→ TASK TO CARRY OUT:
Transcribe the entries that follow, word for word.

→ WORKING DATA:
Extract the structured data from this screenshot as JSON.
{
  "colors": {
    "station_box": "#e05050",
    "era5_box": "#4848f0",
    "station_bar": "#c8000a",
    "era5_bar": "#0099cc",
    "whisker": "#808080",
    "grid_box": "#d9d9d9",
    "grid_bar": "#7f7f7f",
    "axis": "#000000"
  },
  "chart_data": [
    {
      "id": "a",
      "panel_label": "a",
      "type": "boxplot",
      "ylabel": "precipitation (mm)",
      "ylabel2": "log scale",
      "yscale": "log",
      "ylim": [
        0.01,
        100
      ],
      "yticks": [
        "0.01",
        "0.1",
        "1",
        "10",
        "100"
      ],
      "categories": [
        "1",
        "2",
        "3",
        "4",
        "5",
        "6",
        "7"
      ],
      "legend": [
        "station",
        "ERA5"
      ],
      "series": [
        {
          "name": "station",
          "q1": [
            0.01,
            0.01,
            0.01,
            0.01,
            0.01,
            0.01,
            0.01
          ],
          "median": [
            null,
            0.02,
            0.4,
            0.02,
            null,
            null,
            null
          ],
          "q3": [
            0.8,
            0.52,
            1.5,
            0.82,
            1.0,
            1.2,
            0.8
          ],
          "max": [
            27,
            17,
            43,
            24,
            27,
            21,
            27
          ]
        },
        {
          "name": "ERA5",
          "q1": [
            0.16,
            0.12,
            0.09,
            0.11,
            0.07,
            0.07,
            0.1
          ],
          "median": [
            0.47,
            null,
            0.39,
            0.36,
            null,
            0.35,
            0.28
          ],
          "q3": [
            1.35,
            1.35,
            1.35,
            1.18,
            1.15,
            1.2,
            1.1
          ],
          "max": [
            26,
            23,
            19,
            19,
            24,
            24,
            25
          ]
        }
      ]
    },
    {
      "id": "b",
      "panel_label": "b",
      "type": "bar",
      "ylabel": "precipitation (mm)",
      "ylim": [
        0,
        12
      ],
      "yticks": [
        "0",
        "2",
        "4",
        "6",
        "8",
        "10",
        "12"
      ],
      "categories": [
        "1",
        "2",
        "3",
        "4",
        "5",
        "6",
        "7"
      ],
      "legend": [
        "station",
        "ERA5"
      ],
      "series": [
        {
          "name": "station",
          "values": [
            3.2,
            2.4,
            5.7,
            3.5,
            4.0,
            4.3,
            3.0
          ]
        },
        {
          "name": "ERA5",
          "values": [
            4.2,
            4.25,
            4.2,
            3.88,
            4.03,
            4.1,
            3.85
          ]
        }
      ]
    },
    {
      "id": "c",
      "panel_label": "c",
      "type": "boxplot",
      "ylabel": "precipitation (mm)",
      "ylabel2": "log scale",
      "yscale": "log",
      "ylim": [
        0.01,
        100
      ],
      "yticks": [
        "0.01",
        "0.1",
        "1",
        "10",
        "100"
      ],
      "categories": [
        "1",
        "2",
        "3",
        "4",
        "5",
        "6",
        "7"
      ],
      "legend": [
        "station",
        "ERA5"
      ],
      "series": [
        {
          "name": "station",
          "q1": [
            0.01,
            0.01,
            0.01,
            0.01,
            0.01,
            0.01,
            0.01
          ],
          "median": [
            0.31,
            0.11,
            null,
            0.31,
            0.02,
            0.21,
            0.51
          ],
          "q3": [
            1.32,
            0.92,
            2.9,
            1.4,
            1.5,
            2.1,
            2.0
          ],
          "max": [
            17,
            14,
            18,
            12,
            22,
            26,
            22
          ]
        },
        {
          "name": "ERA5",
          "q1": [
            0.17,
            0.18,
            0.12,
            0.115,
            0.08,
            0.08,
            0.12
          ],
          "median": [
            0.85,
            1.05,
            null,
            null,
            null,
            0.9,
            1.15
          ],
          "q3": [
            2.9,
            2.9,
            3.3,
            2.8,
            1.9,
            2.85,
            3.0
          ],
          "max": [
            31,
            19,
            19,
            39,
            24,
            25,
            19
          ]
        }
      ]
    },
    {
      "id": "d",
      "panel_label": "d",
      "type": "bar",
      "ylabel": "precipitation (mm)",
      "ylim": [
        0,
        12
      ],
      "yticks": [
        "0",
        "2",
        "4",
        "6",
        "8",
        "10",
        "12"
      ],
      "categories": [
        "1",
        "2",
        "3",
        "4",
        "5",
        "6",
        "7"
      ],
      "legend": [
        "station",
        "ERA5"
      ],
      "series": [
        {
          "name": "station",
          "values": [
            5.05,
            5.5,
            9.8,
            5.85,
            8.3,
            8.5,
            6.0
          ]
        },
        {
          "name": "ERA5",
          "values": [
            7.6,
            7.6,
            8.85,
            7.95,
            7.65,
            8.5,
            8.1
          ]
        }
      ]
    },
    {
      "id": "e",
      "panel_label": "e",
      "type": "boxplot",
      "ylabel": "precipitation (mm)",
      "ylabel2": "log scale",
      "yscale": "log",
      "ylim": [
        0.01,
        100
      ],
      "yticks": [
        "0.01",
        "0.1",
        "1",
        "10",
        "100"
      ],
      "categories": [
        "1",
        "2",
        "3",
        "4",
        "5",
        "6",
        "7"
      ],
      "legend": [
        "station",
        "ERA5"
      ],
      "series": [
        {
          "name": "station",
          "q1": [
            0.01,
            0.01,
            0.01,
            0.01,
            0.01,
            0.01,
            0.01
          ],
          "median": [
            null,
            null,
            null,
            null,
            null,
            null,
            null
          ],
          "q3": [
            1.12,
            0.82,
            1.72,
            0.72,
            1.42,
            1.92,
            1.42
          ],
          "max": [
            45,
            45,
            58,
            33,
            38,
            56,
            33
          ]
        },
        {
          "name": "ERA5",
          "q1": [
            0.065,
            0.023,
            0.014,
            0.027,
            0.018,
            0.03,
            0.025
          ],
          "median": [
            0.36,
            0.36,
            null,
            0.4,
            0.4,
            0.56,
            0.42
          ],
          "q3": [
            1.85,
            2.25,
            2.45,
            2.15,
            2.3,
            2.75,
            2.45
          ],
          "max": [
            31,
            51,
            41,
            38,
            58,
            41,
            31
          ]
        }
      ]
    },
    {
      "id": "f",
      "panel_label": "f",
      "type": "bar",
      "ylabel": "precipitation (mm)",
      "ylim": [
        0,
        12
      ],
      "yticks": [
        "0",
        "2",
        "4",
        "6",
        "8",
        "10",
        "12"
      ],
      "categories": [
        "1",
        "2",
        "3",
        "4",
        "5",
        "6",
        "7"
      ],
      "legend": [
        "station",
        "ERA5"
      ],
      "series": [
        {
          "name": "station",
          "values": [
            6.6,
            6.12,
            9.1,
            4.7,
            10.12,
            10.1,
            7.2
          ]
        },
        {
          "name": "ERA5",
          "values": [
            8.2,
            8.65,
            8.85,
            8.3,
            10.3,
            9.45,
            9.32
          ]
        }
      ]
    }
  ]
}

→ FINISHED EXERCISE:
Extract the structured data from this screenshot as JSON.
{
  "colors": {
    "station_box": "#e05050",
    "era5_box": "#4848f0",
    "station_bar": "#c8000a",
    "era5_bar": "#0099cc",
    "whisker": "#808080",
    "grid_box": "#d9d9d9",
    "grid_bar": "#7f7f7f",
    "axis": "#000000"
  },
  "chart_data": [
    {
      "id": "a",
      "panel_label": "a",
      "type": "boxplot",
      "ylabel": "precipitation (mm)",
      "ylabel2": "log scale",
      "yscale": "log",
      "ylim": [
        0.01,
        100
      ],
      "yticks": [
        "0.01",
        "0.1",
        "1",
        "10",
        "100"
      ],
      "categories": [
        "1",
        "2",
        "3",
        "4",
        "5",
        "6",
        "7"
      ],
      "legend": [
        "station",
        "ERA5"
      ],
      "series": [
        {
          "name": "station",
          "q1": [
            0.01,
            0.01,
            0.01,
            0.01,
            0.01,
            0.01,
            0.01
          ],
          "median": [
            null,
            0.02,
            0.4,
            0.02,
            null,
            null,
            null
          ],
          "q3": [
            0.8,
            0.52,
            1.5,
            0.82,
            1.0,
            1.2,
            0.8
          ],
          "max": [
            27,
            17,
            43,
            24,
            27,
            21,
            27
          ]
        },
        {
          "name": "ERA5",
          "q1": [
            0.16,
            0.12,
            0.09,
            0.11,
            0.07,
            0.07,
            0.1
          ],
          "median": [
            0.47,
            null,
            0.39,
            0.36,
            null,
            0.35,
            0.28
          ],
          "q3": [
            1.35,
            1.35,
            1.35,
            1.18,
            1.15,
            1.2,
            1.1
          ],
          "max": [
            26,
            23,
            19,
            19,
            24,
            24,
            25
          ]
        }
      ]
    },
    {
      "id": "b",
      "panel_label": "b",
      "type": "bar",
      "ylabel": "precipitation (mm)",
      "ylim": [
        0,
        12
      ],
      "yticks": [
        "0",
        "2",
        "4",
        "6",
        "8",
        "10",
        "12"
      ],
      "categories": [
        "1",
        "2",
        "3",
        "4",
        "5",
        "6",
        "7"
      ],
      "legend": [
        "station",
        "ERA5"
      ],
      "series": [
        {
          "name": "station",
          "values": [
            3.2,
            2.4,
            5.7,
            3.5,
            4.0,
            4.3,
            3.0
          ]
        },
        {
          "name": "ERA5",
          "values": [
            4.2,
            4.25,
            4.2,
            3.88,
            4.03,
            4.1,
            3.85
          ]
        }
      ]
    },
    {
      "id": "c",
      "panel_label": "c",
      "type": "boxplot",
      "ylabel": "precipitation (mm)",
      "ylabel2": "log scale",
      "yscale": "log",
      "ylim": [
        0.01,
        100
      ],
      "yticks": [
        "0.01",
        "0.1",
        "1",
        "10",
        "100"
      ],
      "categories": [
        "1",
        "2",
        "3",
        "4",
        "5",
        "6",
        "7"
      ],
      "legend": [
        "station",
        "ERA5"
      ],
      "series": [
        {
          "name": "station",
          "q1": [
            0.01,
            0.01,
            0.01,
            0.01,
            0.01,
            0.01,
            0.01
          ],
          "median": [
            0.31,
            0.11,
            null,
            0.31,
            0.02,
            0.21,
            0.51
          ],
          "q3": [
            1.32,
            0.92,
            2.9,
            1.4,
            1.5,
            2.1,
            2.0
          ],
          "max": [
            17,
            14,
            18,
            12,
            22,
            26,
            22
          ]
        },
        {
          "name": "ERA5",
          "q1": [
            0.17,
            0.18,
            0.12,
            0.115,
            0.08,
            0.08,
            0.12
          ],
          "median": [
            0.85,
            1.05,
            null,
            null,
            null,
            0.9,
            1.15
          ],
          "q3": [
            2.9,
            2.9,
            3.3,
            2.8,
            1.9,
            2.85,
            3.0
          ],
          "max": [
            31,
            19,
            19,
            39,
            24,
            25,
            19
          ]
        }
      ]
    },
    {
      "id": "d",
      "panel_label": "d",
      "type": "bar",
      "ylabel": "precipitation (mm)",
      "ylim": [
        0,
        12
      ],
      "yticks": [
        "0",
        "2",
        "4",
        "6",
        "8",
        "10",
        "12"
      ],
      "categories": [
        "1",
        "2",
        "3",
        "4",
        "5",
        "6",
        "7"
      ],
      "legend": [
        "station",
        "ERA5"
      ],
      "series": [
        {
          "name": "station",
          "values": [
            5.05,
            5.5,
            9.8,
            5.85,
            8.3,
            8.5,
            6.0
          ]
        },
        {
          "name": "ERA5",
          "values": [
            7.6,
            7.6,
            8.85,
            7.95,
            7.65,
            8.5,
            8.1
          ]
        }
      ]
    },
    {
      "id": "e",
      "panel_label": "e",
      "type": "boxplot",
      "ylabel": "precipitation (mm)",
      "ylabel2": "log scale",
      "yscale": "log",
      "ylim": [
        0.01,
        100
      ],
      "yticks": [
        "0.01",
        "0.1",
        "1",
        "10",
        "100"
      ],
      "categories": [
        "1",
        "2",
        "3",
        "4",
        "5",
        "6",
        "7"
      ],
      "legend": [
        "station",
        "ERA5"
      ],
      "series": [
        {
          "name": "station",
          "q1": [
            0.01,
            0.01,
            0.01,
            0.01,
            0.01,
            0.01,
            0.01
          ],
          "median": [
            null,
            null,
            null,
            null,
            null,
            null,
            null
          ],
          "q3": [
            1.12,
            0.82,
            1.72,
            0.72,
            1.42,
            1.92,
            1.42
          ],
          "max": [
            45,
            45,
            58,
            33,
            38,
            56,
            33
          ]
        },
        {
          "name": "ERA5",
          "q1": [
            0.065,
            0.023,
            0.014,
            0.027,
            0.018,
            0.03,
            0.025
          ],
          "median": [
            0.36,
            0.36,
            null,
            0.4,
            0.4,
            0.56,
            0.42
          ],
          "q3": [
            1.85,
            2.25,
            2.45,
            2.15,
            2.3,
            2.75,
            2.45
          ],
          "max": [
            31,
            51,
            41,
            38,
            58,
            41,
            31
          ]
        }
      ]
    },
    {
      "id": "f",
      "panel_label": "f",
      "type": "bar",
      "ylabel": "precipitation (mm)",
      "ylim": [
        0,
        12
      ],
      "yticks": [
        "0",
        "2",
        "4",
        "6",
        "8",
        "10",
        "12"
      ],
      "categories": [
        "1",
        "2",
        "3",
        "4",
        "5",
        "6",
        "7"
      ],
      "legend": [
        "station",
        "ERA5"
      ],
      "series": [
        {
          "name": "station",
          "values": [
            6.6,
            6.12,
            9.1,
            4.7,
            10.12,
            10.1,
            7.2
          ]
        },
        {
          "name": "ERA5",
          "values": [
            8.2,
            8.65,
            8.85,
            8.3,
            10.3,
            9.45,
            9.32
          ]
        }
      ]
    }
  ]
}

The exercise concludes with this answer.